- EXTRACTED INFORMATION:
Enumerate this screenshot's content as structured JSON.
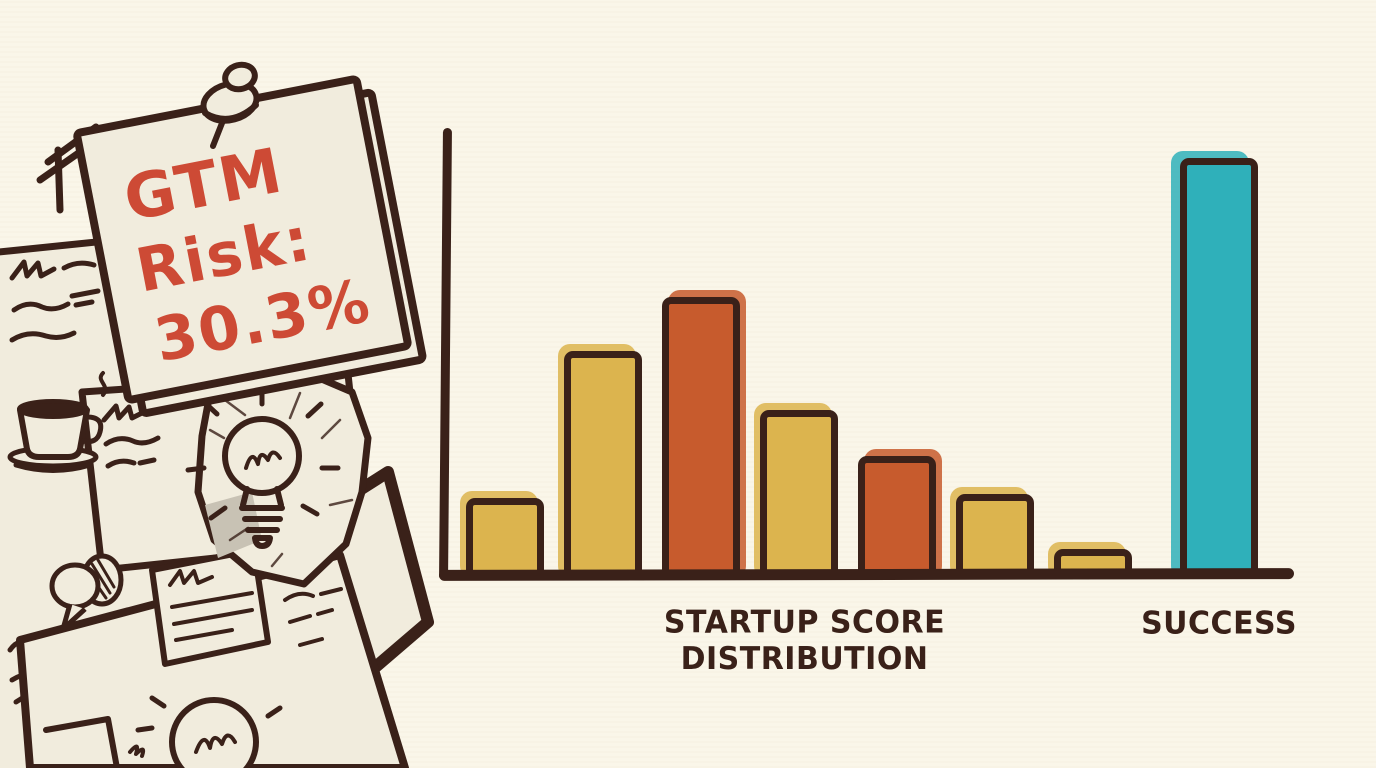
{
  "note": {
    "lines": [
      "GTM",
      "Risk:",
      "30.3%"
    ],
    "text_color": "#cd4a35",
    "paper_color": "#f1ecdd"
  },
  "chart_data": {
    "type": "bar",
    "title": "",
    "xlabel": "STARTUP SCORE DISTRIBUTION",
    "ylabel": "",
    "ylim": [
      0,
      100
    ],
    "units": "relative bar height, estimated from drawing (tallest bar = 100)",
    "grid": false,
    "legend": "none",
    "series": [
      {
        "name": "STARTUP SCORE DISTRIBUTION",
        "values": [
          19,
          54,
          67,
          40,
          29,
          20,
          7
        ],
        "colors": [
          "yellow",
          "yellow",
          "orange",
          "yellow",
          "orange",
          "yellow",
          "yellow"
        ]
      },
      {
        "name": "SUCCESS",
        "values": [
          100
        ],
        "colors": [
          "teal"
        ]
      }
    ]
  },
  "palette": {
    "background": "#faf6e9",
    "paper": "#f1ecdd",
    "outline": "#3a2119",
    "red": "#cd4a35",
    "yellow": "#dcb44e",
    "orange": "#c75b2d",
    "teal": "#2fb0ba",
    "gray_patch": "#c8c2b4"
  },
  "icons": [
    "pushpin-icon",
    "coffee-cup-icon",
    "lightbulb-icon",
    "speech-bubble-icon",
    "crumpled-paper-icon"
  ]
}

- GIVEN PROBLEM:
Make a word-for-word copy of the entries, without any pictures.

- TASK OUTPUT:
Enumerate this screenshot's content as structured JSON.
{
  "note": {
    "lines": [
      "GTM",
      "Risk:",
      "30.3%"
    ],
    "text_color": "#cd4a35",
    "paper_color": "#f1ecdd"
  },
  "chart_data": {
    "type": "bar",
    "title": "",
    "xlabel": "STARTUP SCORE DISTRIBUTION",
    "ylabel": "",
    "ylim": [
      0,
      100
    ],
    "units": "relative bar height, estimated from drawing (tallest bar = 100)",
    "grid": false,
    "legend": "none",
    "series": [
      {
        "name": "STARTUP SCORE DISTRIBUTION",
        "values": [
          19,
          54,
          67,
          40,
          29,
          20,
          7
        ],
        "colors": [
          "yellow",
          "yellow",
          "orange",
          "yellow",
          "orange",
          "yellow",
          "yellow"
        ]
      },
      {
        "name": "SUCCESS",
        "values": [
          100
        ],
        "colors": [
          "teal"
        ]
      }
    ]
  },
  "palette": {
    "background": "#faf6e9",
    "paper": "#f1ecdd",
    "outline": "#3a2119",
    "red": "#cd4a35",
    "yellow": "#dcb44e",
    "orange": "#c75b2d",
    "teal": "#2fb0ba",
    "gray_patch": "#c8c2b4"
  },
  "icons": [
    "pushpin-icon",
    "coffee-cup-icon",
    "lightbulb-icon",
    "speech-bubble-icon",
    "crumpled-paper-icon"
  ]
}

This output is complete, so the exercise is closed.